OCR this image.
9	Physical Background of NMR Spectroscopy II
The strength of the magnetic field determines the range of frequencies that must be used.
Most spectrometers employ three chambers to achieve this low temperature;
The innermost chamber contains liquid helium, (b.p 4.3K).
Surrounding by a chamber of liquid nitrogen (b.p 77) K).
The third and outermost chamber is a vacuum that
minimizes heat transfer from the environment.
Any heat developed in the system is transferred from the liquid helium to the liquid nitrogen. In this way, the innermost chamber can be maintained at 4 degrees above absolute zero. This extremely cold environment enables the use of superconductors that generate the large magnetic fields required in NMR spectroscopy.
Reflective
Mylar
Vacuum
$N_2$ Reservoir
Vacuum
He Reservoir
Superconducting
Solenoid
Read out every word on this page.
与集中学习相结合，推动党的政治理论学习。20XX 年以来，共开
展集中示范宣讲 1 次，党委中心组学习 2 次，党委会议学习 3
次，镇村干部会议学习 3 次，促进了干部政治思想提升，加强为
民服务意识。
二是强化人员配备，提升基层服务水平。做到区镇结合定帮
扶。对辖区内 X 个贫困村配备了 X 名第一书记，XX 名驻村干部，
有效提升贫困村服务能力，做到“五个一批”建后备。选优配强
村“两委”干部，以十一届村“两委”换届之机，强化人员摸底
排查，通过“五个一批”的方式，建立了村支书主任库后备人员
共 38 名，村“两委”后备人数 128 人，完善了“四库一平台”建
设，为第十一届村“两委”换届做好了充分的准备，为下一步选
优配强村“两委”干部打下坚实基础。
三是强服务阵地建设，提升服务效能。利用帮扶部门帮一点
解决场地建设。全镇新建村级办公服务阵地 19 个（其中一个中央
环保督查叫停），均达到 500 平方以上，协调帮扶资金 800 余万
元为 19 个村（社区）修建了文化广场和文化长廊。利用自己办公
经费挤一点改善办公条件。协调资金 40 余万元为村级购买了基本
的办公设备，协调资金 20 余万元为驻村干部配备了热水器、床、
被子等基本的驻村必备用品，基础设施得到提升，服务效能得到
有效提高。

|---|

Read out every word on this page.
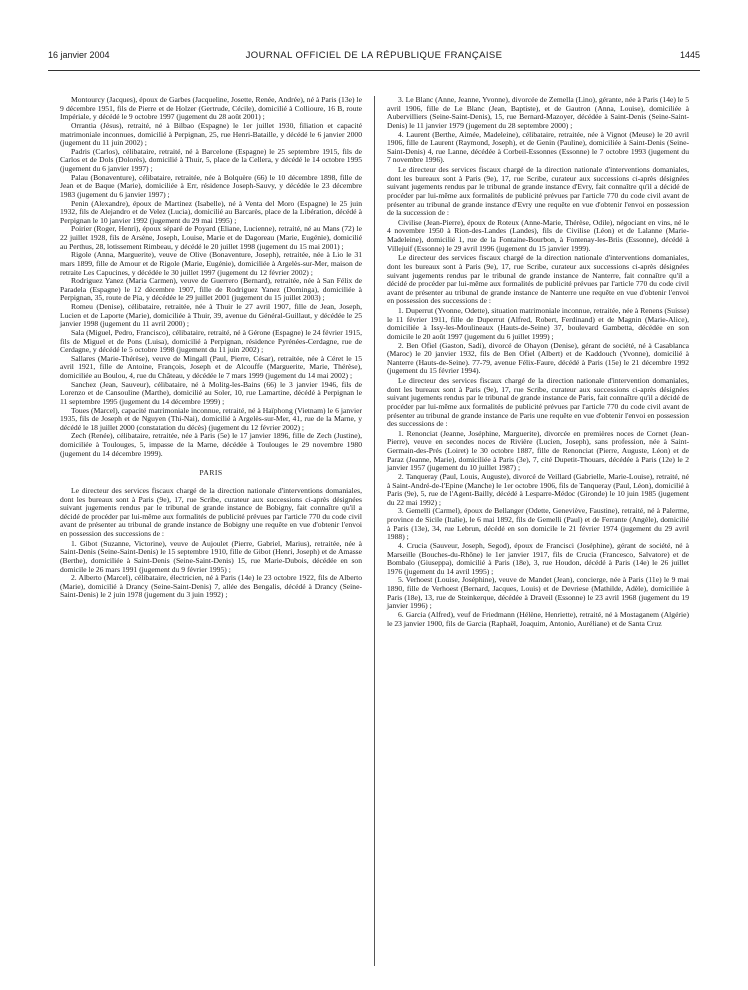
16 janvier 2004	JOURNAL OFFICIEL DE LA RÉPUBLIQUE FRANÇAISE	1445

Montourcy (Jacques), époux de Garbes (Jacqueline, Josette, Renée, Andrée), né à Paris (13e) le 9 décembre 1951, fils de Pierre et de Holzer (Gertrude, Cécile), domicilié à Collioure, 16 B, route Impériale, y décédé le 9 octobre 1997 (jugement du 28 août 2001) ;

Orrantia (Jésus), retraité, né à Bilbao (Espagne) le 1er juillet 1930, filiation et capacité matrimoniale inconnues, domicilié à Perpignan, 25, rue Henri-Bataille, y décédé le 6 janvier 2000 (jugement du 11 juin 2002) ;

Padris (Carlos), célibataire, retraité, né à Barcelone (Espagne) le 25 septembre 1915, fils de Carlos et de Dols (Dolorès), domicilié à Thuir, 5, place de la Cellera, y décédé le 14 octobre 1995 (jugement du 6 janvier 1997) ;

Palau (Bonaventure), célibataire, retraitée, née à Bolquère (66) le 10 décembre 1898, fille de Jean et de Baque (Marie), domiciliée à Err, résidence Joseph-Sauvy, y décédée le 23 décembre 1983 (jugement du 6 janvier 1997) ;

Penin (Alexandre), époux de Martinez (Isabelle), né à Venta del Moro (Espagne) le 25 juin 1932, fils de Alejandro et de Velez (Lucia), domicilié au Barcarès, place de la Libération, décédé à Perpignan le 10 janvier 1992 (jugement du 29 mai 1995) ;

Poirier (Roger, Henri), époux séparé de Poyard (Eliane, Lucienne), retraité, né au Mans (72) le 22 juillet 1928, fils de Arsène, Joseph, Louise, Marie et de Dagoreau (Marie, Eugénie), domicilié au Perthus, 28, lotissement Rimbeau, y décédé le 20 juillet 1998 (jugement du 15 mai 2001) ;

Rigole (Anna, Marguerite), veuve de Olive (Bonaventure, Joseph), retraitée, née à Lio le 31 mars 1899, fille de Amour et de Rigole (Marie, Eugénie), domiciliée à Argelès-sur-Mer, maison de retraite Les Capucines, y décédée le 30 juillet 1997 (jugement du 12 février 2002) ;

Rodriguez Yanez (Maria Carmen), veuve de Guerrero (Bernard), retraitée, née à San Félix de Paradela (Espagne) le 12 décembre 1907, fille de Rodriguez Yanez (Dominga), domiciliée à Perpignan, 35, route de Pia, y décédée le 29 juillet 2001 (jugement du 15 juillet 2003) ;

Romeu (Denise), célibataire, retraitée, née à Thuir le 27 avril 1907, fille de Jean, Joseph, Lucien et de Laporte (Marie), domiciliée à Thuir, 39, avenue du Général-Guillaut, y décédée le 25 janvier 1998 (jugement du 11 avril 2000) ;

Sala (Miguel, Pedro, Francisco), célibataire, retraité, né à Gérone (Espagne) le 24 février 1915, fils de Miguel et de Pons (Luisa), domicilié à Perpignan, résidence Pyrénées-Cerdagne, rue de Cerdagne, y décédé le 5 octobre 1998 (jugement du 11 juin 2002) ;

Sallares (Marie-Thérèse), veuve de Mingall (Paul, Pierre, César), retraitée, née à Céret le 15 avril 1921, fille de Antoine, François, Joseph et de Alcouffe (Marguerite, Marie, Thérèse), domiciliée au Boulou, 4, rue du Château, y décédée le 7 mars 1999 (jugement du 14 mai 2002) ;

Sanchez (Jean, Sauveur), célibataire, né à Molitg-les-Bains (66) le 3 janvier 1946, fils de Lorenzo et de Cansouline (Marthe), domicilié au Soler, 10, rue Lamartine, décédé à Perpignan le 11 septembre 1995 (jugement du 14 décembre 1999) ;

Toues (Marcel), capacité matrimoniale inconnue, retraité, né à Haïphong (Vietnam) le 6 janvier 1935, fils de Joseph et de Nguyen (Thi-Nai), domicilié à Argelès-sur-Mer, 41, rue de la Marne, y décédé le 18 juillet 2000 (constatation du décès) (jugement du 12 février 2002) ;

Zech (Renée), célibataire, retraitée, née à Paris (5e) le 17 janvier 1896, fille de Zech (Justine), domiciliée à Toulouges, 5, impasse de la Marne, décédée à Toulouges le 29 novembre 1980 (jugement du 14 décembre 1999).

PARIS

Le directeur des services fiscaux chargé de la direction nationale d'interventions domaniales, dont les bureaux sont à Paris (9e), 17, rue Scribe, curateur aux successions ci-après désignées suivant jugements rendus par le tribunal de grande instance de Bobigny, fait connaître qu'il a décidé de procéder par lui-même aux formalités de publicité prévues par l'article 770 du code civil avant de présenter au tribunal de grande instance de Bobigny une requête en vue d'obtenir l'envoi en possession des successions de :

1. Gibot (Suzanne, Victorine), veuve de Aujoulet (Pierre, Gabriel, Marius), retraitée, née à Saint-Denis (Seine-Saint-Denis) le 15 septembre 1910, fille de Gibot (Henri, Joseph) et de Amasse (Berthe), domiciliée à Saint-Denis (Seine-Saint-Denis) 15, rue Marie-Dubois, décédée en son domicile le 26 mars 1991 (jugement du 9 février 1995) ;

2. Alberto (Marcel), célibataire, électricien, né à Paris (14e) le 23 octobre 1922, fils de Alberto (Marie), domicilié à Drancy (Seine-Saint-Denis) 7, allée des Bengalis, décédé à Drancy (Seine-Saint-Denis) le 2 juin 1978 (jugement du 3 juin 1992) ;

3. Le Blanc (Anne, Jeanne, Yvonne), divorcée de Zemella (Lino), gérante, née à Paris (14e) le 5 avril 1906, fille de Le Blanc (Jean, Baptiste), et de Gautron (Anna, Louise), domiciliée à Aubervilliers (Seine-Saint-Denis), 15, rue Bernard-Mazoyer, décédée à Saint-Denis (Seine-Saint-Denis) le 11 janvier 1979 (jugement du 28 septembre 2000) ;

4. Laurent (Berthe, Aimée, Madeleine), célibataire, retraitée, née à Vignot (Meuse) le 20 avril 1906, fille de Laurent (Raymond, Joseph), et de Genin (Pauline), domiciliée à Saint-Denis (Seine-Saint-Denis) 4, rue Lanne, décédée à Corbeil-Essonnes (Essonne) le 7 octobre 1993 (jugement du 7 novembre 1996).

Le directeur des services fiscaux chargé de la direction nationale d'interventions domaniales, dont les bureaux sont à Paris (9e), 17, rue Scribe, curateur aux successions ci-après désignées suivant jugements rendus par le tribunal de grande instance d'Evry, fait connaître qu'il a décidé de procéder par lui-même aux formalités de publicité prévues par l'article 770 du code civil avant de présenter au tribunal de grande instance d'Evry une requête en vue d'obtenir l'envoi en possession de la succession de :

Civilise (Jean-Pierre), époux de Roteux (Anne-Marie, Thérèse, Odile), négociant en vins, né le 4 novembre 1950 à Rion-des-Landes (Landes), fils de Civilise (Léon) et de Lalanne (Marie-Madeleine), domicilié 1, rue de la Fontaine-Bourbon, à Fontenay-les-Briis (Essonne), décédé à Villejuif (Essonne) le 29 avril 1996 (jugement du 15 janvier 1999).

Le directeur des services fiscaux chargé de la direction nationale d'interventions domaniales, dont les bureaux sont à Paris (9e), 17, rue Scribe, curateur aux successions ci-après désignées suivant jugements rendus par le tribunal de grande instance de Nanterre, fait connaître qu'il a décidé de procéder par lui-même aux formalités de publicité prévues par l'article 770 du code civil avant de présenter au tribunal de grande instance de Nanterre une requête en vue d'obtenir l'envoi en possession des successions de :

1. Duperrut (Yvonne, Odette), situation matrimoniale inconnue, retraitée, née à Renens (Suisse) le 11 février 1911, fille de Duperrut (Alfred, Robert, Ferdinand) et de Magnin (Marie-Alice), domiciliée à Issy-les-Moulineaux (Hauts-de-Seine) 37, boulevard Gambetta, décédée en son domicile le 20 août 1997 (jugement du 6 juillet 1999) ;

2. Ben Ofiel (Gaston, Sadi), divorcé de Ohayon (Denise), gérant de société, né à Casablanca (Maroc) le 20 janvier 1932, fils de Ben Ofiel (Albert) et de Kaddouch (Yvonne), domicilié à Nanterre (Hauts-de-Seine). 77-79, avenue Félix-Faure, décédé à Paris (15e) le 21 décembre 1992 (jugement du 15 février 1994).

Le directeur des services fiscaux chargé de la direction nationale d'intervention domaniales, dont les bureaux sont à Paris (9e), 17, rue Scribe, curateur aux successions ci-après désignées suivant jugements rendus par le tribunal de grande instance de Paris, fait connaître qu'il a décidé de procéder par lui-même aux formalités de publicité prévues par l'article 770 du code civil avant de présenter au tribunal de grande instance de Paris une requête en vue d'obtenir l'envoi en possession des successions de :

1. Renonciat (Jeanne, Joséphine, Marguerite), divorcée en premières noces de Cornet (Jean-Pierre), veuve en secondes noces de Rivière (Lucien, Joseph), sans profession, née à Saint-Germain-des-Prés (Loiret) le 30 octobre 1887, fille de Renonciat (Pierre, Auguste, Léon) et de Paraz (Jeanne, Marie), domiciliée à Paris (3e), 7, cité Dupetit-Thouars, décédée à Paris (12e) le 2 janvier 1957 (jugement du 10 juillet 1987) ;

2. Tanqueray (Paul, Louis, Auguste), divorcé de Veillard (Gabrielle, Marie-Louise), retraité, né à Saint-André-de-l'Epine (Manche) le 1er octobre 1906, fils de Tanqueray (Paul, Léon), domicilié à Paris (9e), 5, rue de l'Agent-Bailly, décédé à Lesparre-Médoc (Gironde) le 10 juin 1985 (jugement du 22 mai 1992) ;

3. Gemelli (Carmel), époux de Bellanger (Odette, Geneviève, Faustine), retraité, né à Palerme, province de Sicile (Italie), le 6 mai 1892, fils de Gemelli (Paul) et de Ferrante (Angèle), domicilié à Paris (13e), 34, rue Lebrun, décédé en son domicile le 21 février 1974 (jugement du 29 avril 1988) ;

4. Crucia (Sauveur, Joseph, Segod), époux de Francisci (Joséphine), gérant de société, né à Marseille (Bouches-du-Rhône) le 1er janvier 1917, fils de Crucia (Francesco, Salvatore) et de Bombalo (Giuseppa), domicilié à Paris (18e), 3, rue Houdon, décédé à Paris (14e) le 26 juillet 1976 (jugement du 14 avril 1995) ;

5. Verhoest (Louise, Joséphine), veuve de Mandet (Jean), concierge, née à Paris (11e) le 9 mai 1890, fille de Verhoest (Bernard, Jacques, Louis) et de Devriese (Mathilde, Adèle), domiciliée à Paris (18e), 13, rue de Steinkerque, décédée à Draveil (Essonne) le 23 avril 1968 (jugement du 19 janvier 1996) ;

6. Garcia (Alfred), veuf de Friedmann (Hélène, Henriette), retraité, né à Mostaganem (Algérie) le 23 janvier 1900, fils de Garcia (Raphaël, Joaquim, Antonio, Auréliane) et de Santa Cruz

|---|

* Task requirements
Extract from the data every line where "协调资金" shows up.

* Final answer
经费挤一点改善办公条件。协调资金 40 余万元为村级购买了基本
的办公设备，协调资金 20 余万元为驻村干部配备了热水器、床、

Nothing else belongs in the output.